* begin *

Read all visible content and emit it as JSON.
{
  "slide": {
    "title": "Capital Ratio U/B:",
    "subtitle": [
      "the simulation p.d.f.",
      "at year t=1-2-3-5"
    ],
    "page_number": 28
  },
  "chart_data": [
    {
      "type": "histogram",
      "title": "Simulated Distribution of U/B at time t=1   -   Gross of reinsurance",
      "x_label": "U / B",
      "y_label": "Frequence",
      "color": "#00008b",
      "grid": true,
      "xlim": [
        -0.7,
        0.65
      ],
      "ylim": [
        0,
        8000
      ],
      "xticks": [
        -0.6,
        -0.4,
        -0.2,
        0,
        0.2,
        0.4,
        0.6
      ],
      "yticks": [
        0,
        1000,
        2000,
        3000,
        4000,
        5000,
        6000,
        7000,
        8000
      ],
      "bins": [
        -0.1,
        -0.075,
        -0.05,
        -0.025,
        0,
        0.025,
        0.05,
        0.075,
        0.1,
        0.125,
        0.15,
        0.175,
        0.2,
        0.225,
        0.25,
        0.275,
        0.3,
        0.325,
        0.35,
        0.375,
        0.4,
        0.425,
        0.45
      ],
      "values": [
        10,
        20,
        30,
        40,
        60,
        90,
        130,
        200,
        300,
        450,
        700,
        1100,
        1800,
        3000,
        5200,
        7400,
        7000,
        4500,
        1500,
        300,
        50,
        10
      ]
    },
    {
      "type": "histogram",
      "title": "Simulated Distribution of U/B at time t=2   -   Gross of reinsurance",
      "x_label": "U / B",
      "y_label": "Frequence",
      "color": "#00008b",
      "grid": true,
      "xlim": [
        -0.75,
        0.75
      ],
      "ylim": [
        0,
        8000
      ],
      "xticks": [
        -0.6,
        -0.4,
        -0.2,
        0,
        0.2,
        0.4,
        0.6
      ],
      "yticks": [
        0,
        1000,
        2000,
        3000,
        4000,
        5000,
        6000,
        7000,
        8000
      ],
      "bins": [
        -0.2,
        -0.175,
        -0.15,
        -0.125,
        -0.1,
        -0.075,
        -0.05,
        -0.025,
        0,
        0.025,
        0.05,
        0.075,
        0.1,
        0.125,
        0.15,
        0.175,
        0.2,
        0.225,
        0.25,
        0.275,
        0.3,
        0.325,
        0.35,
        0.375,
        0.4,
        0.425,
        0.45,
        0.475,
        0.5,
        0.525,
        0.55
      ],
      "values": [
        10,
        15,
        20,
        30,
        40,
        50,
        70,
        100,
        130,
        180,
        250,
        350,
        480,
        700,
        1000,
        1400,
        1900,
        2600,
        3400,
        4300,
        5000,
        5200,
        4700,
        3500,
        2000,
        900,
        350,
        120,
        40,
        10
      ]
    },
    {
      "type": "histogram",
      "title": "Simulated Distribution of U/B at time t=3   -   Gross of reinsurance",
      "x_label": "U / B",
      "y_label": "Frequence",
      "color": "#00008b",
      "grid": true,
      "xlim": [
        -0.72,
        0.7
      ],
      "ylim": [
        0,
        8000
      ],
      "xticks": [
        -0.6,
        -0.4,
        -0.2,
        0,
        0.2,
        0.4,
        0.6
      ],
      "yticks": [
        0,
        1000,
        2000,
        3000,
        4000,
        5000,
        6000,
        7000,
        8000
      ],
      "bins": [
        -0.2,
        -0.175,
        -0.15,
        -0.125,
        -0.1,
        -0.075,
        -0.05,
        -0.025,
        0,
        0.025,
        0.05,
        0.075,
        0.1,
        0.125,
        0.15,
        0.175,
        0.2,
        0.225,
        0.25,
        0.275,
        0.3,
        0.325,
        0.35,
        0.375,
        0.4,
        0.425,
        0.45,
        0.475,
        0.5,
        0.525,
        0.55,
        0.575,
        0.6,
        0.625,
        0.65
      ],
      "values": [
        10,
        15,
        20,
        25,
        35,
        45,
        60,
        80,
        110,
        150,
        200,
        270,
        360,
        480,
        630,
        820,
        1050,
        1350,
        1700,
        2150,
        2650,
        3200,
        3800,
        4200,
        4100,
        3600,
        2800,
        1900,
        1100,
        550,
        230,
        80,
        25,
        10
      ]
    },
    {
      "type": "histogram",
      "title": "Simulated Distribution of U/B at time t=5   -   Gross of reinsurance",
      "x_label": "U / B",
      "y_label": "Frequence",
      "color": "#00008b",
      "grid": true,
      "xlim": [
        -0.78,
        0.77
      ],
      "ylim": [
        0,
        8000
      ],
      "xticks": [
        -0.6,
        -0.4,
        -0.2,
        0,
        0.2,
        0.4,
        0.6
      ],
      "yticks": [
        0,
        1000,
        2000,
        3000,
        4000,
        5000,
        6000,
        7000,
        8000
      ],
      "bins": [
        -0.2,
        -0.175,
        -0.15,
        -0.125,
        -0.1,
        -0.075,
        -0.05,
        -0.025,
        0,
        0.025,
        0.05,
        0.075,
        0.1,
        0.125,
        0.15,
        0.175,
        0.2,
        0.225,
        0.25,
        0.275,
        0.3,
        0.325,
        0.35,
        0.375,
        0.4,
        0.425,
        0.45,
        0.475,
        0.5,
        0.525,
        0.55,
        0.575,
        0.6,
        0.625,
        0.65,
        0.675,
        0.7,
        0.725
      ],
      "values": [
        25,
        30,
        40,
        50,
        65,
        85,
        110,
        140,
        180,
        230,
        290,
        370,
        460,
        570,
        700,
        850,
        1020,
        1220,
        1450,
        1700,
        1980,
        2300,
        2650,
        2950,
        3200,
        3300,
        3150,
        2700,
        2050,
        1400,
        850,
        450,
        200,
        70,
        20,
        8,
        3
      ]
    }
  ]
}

* end *

▶ Task brief: Return every line above in which the string "Simulated" occurs.

▶ Solution to the exercise:
      "title": "Simulated Distribution of U/B at time t=1   -   Gross of reinsurance",
      "title": "Simulated Distribution of U/B at time t=2   -   Gross of reinsurance",
      "title": "Simulated Distribution of U/B at time t=3   -   Gross of reinsurance",
      "title": "Simulated Distribution of U/B at time t=5   -   Gross of reinsurance",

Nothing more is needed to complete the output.